■ WHAT TO PRODUCE: Write out all the lines again, precisely as they stand, but without the images.

Stored records:
----
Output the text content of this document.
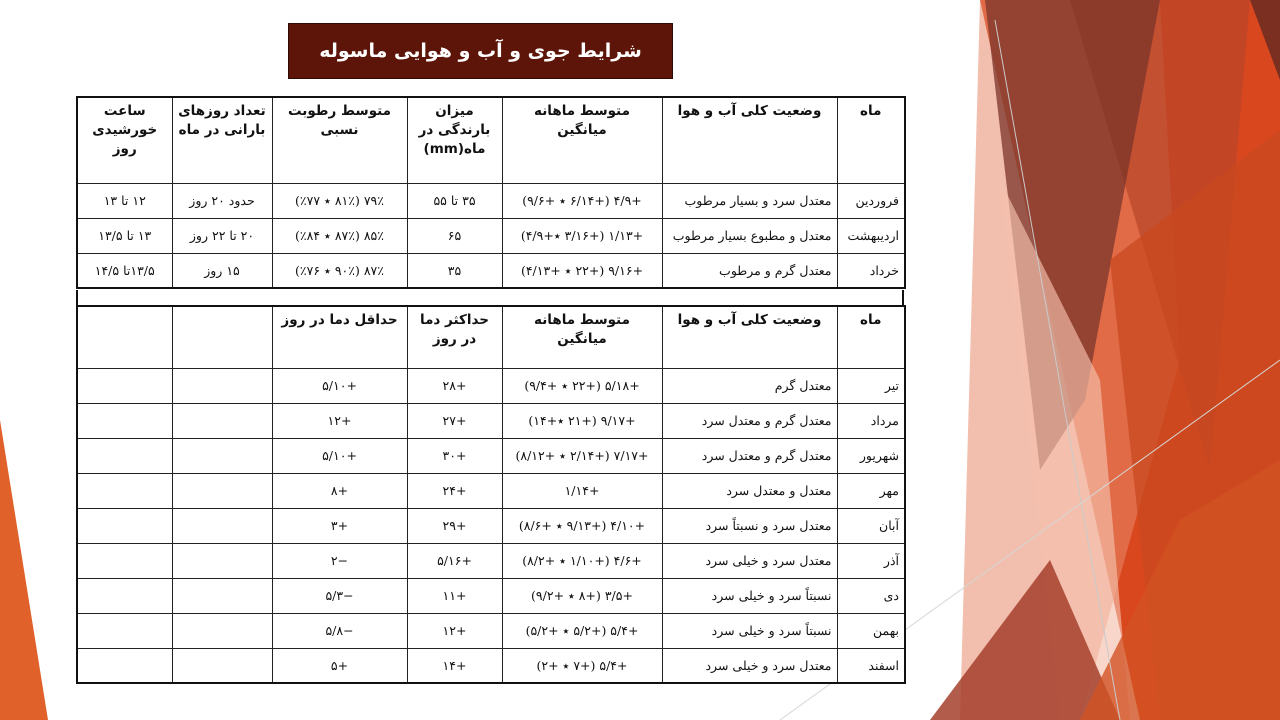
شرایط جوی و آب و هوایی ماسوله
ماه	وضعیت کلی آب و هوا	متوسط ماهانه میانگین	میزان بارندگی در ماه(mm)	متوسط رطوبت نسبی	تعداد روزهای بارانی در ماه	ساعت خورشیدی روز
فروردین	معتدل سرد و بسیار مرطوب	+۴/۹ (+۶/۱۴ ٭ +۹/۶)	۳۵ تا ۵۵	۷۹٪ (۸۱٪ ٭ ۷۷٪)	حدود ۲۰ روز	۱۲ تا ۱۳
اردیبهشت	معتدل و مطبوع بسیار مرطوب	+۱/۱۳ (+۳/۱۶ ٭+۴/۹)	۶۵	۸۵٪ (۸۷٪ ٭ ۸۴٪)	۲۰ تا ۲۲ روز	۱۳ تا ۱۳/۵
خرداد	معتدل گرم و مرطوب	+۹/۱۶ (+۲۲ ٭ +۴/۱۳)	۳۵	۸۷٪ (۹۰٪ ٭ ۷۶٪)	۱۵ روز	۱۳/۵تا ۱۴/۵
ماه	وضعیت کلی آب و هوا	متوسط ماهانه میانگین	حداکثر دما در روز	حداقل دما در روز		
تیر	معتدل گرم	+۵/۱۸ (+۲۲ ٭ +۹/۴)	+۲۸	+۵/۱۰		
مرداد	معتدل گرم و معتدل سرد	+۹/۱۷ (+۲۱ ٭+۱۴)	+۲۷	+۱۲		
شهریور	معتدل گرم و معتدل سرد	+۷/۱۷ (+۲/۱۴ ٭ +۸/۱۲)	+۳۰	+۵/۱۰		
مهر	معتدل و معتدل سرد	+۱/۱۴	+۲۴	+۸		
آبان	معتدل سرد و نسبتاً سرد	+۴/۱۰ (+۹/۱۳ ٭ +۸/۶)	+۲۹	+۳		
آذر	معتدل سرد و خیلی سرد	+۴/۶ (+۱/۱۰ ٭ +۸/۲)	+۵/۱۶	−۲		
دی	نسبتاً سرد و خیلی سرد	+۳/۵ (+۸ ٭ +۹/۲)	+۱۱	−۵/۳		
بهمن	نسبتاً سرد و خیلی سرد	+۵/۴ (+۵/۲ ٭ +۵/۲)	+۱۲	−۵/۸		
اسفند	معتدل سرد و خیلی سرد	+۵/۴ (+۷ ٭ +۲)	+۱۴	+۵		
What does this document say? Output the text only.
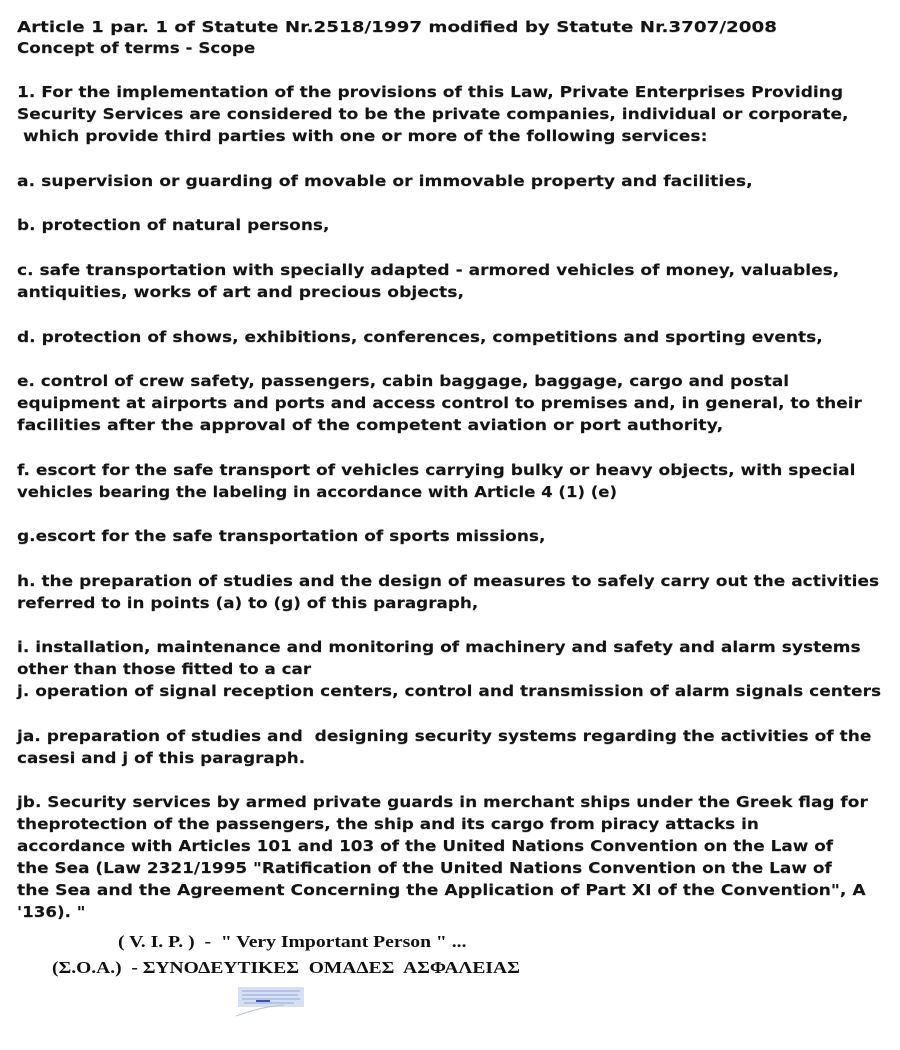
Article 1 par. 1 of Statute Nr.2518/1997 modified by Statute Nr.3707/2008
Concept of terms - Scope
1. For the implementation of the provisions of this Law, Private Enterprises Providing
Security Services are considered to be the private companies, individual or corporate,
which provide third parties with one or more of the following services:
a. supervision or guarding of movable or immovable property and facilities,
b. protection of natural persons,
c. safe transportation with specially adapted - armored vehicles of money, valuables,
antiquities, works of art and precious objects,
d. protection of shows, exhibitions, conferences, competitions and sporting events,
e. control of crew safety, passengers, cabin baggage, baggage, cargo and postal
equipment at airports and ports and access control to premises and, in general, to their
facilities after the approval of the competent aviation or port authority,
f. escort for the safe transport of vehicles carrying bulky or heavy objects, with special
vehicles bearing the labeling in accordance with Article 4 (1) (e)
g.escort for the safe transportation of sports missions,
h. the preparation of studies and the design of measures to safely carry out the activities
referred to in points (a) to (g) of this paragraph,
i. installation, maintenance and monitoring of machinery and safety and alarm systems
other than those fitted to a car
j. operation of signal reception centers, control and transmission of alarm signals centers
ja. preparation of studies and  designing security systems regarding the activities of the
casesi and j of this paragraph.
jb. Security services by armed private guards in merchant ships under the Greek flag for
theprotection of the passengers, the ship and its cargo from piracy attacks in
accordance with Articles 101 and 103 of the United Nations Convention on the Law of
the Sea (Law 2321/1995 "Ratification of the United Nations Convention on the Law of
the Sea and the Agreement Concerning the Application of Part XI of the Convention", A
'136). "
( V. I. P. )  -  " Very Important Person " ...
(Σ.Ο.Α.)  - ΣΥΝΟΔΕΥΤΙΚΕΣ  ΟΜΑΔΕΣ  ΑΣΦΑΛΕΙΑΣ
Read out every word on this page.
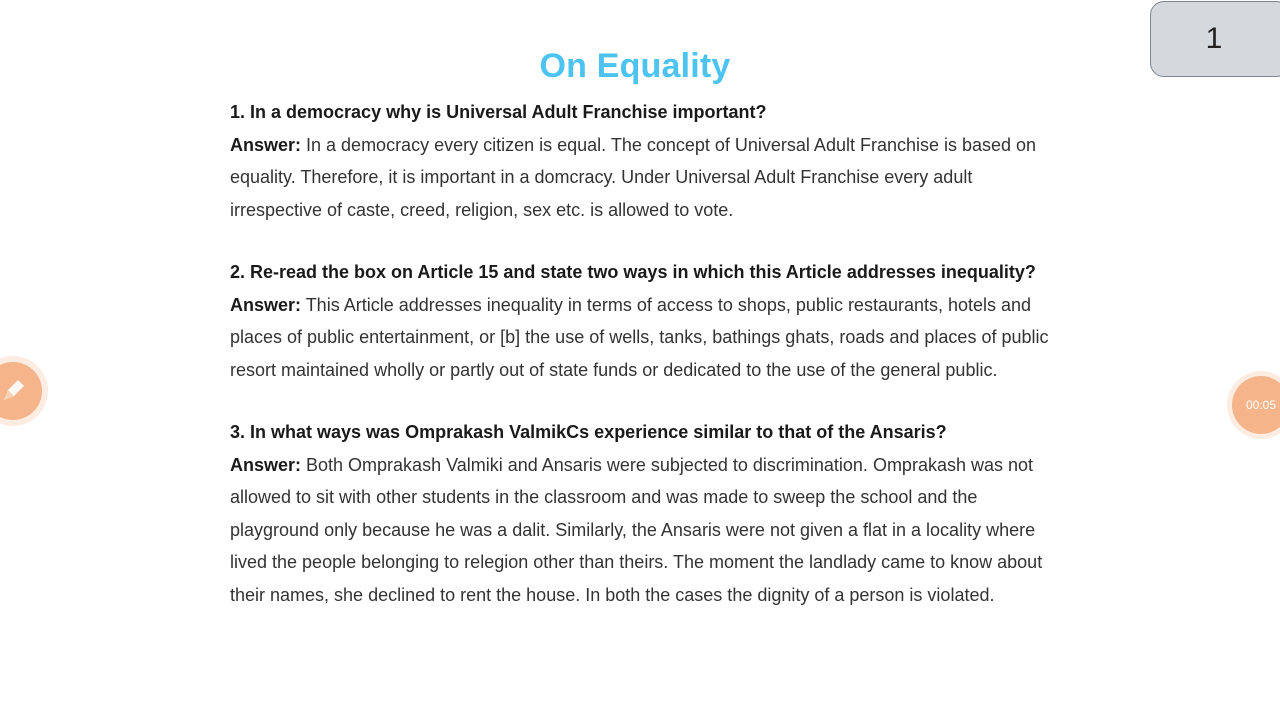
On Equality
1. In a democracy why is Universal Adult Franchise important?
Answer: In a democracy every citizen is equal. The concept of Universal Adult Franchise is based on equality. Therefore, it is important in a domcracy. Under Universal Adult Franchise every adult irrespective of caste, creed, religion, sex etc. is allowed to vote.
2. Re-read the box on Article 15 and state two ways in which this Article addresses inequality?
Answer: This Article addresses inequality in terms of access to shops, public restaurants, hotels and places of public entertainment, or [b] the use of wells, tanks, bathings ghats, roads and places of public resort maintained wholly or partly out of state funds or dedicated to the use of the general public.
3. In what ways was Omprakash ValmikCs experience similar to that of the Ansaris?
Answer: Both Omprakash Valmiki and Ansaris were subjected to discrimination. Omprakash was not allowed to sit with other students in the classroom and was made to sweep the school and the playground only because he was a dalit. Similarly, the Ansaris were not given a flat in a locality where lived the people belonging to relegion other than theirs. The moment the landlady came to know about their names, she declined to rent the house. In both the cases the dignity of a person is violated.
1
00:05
----
■ REPLY TO THE TASK:
Output the text content of this document.
شرایط جوی و آب و هوایی ماسوله
ماه	وضعیت کلی آب و هوا	متوسط ماهانه میانگین	میزان بارندگی در ماه(mm)	متوسط رطوبت نسبی	تعداد روزهای بارانی در ماه	ساعت خورشیدی روز
فروردین	معتدل سرد و بسیار مرطوب	+۴/۹ (+۶/۱۴ ٭ +۹/۶)	۳۵ تا ۵۵	۷۹٪ (۸۱٪ ٭ ۷۷٪)	حدود ۲۰ روز	۱۲ تا ۱۳
اردیبهشت	معتدل و مطبوع بسیار مرطوب	+۱/۱۳ (+۳/۱۶ ٭+۴/۹)	۶۵	۸۵٪ (۸۷٪ ٭ ۸۴٪)	۲۰ تا ۲۲ روز	۱۳ تا ۱۳/۵
خرداد	معتدل گرم و مرطوب	+۹/۱۶ (+۲۲ ٭ +۴/۱۳)	۳۵	۸۷٪ (۹۰٪ ٭ ۷۶٪)	۱۵ روز	۱۳/۵تا ۱۴/۵
ماه	وضعیت کلی آب و هوا	متوسط ماهانه میانگین	حداکثر دما در روز	حداقل دما در روز		
تیر	معتدل گرم	+۵/۱۸ (+۲۲ ٭ +۹/۴)	+۲۸	+۵/۱۰		
مرداد	معتدل گرم و معتدل سرد	+۹/۱۷ (+۲۱ ٭+۱۴)	+۲۷	+۱۲		
شهریور	معتدل گرم و معتدل سرد	+۷/۱۷ (+۲/۱۴ ٭ +۸/۱۲)	+۳۰	+۵/۱۰		
مهر	معتدل و معتدل سرد	+۱/۱۴	+۲۴	+۸		
آبان	معتدل سرد و نسبتاً سرد	+۴/۱۰ (+۹/۱۳ ٭ +۸/۶)	+۲۹	+۳		
آذر	معتدل سرد و خیلی سرد	+۴/۶ (+۱/۱۰ ٭ +۸/۲)	+۵/۱۶	−۲		
دی	نسبتاً سرد و خیلی سرد	+۳/۵ (+۸ ٭ +۹/۲)	+۱۱	−۵/۳		
بهمن	نسبتاً سرد و خیلی سرد	+۵/۴ (+۵/۲ ٭ +۵/۲)	+۱۲	−۵/۸		
اسفند	معتدل سرد و خیلی سرد	+۵/۴ (+۷ ٭ +۲)	+۱۴	+۵		
What does this document say? Output the text only.
Article 1 par. 1 of Statute Nr.2518/1997 modified by Statute Nr.3707/2008
Concept of terms - Scope
1. For the implementation of the provisions of this Law, Private Enterprises Providing
Security Services are considered to be the private companies, individual or corporate,
which provide third parties with one or more of the following services:
a. supervision or guarding of movable or immovable property and facilities,
b. protection of natural persons,
c. safe transportation with specially adapted - armored vehicles of money, valuables,
antiquities, works of art and precious objects,
d. protection of shows, exhibitions, conferences, competitions and sporting events,
e. control of crew safety, passengers, cabin baggage, baggage, cargo and postal
equipment at airports and ports and access control to premises and, in general, to their
facilities after the approval of the competent aviation or port authority,
f. escort for the safe transport of vehicles carrying bulky or heavy objects, with special
vehicles bearing the labeling in accordance with Article 4 (1) (e)
g.escort for the safe transportation of sports missions,
h. the preparation of studies and the design of measures to safely carry out the activities
referred to in points (a) to (g) of this paragraph,
i. installation, maintenance and monitoring of machinery and safety and alarm systems
other than those fitted to a car
j. operation of signal reception centers, control and transmission of alarm signals centers
ja. preparation of studies and  designing security systems regarding the activities of the
casesi and j of this paragraph.
jb. Security services by armed private guards in merchant ships under the Greek flag for
theprotection of the passengers, the ship and its cargo from piracy attacks in
accordance with Articles 101 and 103 of the United Nations Convention on the Law of
the Sea (Law 2321/1995 "Ratification of the United Nations Convention on the Law of
the Sea and the Agreement Concerning the Application of Part XI of the Convention", A
'136). "
( V. I. P. )  -  " Very Important Person " ...
(Σ.Ο.Α.)  - ΣΥΝΟΔΕΥΤΙΚΕΣ  ΟΜΑΔΕΣ  ΑΣΦΑΛΕΙΑΣ
Read out every word on this page.
On Equality
1. In a democracy why is Universal Adult Franchise important?
Answer: In a democracy every citizen is equal. The concept of Universal Adult Franchise is based on equality. Therefore, it is important in a domcracy. Under Universal Adult Franchise every adult irrespective of caste, creed, religion, sex etc. is allowed to vote.
2. Re-read the box on Article 15 and state two ways in which this Article addresses inequality?
Answer: This Article addresses inequality in terms of access to shops, public restaurants, hotels and places of public entertainment, or [b] the use of wells, tanks, bathings ghats, roads and places of public resort maintained wholly or partly out of state funds or dedicated to the use of the general public.
3. In what ways was Omprakash ValmikCs experience similar to that of the Ansaris?
Answer: Both Omprakash Valmiki and Ansaris were subjected to discrimination. Omprakash was not allowed to sit with other students in the classroom and was made to sweep the school and the playground only because he was a dalit. Similarly, the Ansaris were not given a flat in a locality where lived the people belonging to relegion other than theirs. The moment the landlady came to know about their names, she declined to rent the house. In both the cases the dignity of a person is violated.
1
00:05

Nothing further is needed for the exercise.